Write out the entries again exactly as they are given.
::: EXTRACTED DATA
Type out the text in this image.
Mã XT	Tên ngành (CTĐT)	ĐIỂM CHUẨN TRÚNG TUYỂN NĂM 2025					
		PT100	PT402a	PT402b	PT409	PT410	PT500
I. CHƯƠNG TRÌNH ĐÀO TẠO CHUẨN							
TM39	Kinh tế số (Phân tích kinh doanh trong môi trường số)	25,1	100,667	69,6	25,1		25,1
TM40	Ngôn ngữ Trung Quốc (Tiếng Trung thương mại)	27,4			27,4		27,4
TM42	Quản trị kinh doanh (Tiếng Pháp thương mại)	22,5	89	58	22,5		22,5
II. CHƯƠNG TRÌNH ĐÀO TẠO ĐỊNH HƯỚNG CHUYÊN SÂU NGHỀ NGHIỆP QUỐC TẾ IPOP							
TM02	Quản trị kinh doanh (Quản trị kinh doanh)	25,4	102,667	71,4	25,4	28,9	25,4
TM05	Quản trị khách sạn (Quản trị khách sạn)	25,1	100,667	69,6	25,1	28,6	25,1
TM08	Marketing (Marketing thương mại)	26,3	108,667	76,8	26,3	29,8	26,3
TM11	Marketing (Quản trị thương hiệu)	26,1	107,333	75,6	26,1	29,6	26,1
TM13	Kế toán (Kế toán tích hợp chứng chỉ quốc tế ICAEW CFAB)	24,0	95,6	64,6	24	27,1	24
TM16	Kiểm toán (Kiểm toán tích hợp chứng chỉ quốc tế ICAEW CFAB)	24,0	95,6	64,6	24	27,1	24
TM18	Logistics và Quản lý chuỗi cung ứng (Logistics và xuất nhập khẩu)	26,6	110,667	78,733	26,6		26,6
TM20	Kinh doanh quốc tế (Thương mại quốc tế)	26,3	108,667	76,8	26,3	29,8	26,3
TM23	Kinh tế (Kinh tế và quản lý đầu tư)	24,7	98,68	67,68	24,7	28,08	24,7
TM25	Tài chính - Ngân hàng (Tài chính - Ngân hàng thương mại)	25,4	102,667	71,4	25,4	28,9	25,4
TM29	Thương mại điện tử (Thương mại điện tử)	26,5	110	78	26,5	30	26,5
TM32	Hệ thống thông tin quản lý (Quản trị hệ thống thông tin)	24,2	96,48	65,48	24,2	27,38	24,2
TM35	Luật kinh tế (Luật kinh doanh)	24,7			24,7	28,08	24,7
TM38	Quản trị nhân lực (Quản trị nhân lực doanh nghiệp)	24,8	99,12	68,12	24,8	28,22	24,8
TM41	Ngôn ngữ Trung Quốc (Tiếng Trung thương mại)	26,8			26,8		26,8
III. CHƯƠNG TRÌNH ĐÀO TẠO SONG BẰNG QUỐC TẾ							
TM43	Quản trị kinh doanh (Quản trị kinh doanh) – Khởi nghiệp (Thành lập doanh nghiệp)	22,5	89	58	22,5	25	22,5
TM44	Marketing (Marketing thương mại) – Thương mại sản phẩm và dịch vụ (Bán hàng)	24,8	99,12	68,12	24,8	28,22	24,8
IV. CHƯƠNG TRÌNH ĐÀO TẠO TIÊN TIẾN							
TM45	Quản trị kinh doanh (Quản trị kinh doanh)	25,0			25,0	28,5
::::::
WRITTEN RESPONSE –
Type out the text in this image.
Mã XT	Tên ngành (CTĐT)	ĐIỂM CHUẨN TRÚNG TUYỂN NĂM 2025					
		PT100	PT402a	PT402b	PT409	PT410	PT500
I. CHƯƠNG TRÌNH ĐÀO TẠO CHUẨN							
TM39	Kinh tế số (Phân tích kinh doanh trong môi trường số)	25,1	100,667	69,6	25,1		25,1
TM40	Ngôn ngữ Trung Quốc (Tiếng Trung thương mại)	27,4			27,4		27,4
TM42	Quản trị kinh doanh (Tiếng Pháp thương mại)	22,5	89	58	22,5		22,5
II. CHƯƠNG TRÌNH ĐÀO TẠO ĐỊNH HƯỚNG CHUYÊN SÂU NGHỀ NGHIỆP QUỐC TẾ IPOP							
TM02	Quản trị kinh doanh (Quản trị kinh doanh)	25,4	102,667	71,4	25,4	28,9	25,4
TM05	Quản trị khách sạn (Quản trị khách sạn)	25,1	100,667	69,6	25,1	28,6	25,1
TM08	Marketing (Marketing thương mại)	26,3	108,667	76,8	26,3	29,8	26,3
TM11	Marketing (Quản trị thương hiệu)	26,1	107,333	75,6	26,1	29,6	26,1
TM13	Kế toán (Kế toán tích hợp chứng chỉ quốc tế ICAEW CFAB)	24,0	95,6	64,6	24	27,1	24
TM16	Kiểm toán (Kiểm toán tích hợp chứng chỉ quốc tế ICAEW CFAB)	24,0	95,6	64,6	24	27,1	24
TM18	Logistics và Quản lý chuỗi cung ứng (Logistics và xuất nhập khẩu)	26,6	110,667	78,733	26,6		26,6
TM20	Kinh doanh quốc tế (Thương mại quốc tế)	26,3	108,667	76,8	26,3	29,8	26,3
TM23	Kinh tế (Kinh tế và quản lý đầu tư)	24,7	98,68	67,68	24,7	28,08	24,7
TM25	Tài chính - Ngân hàng (Tài chính - Ngân hàng thương mại)	25,4	102,667	71,4	25,4	28,9	25,4
TM29	Thương mại điện tử (Thương mại điện tử)	26,5	110	78	26,5	30	26,5
TM32	Hệ thống thông tin quản lý (Quản trị hệ thống thông tin)	24,2	96,48	65,48	24,2	27,38	24,2
TM35	Luật kinh tế (Luật kinh doanh)	24,7			24,7	28,08	24,7
TM38	Quản trị nhân lực (Quản trị nhân lực doanh nghiệp)	24,8	99,12	68,12	24,8	28,22	24,8
TM41	Ngôn ngữ Trung Quốc (Tiếng Trung thương mại)	26,8			26,8		26,8
III. CHƯƠNG TRÌNH ĐÀO TẠO SONG BẰNG QUỐC TẾ							
TM43	Quản trị kinh doanh (Quản trị kinh doanh) – Khởi nghiệp (Thành lập doanh nghiệp)	22,5	89	58	22,5	25	22,5
TM44	Marketing (Marketing thương mại) – Thương mại sản phẩm và dịch vụ (Bán hàng)	24,8	99,12	68,12	24,8	28,22	24,8
IV. CHƯƠNG TRÌNH ĐÀO TẠO TIÊN TIẾN							
TM45	Quản trị kinh doanh (Quản trị kinh doanh)	25,0			25,0	28,5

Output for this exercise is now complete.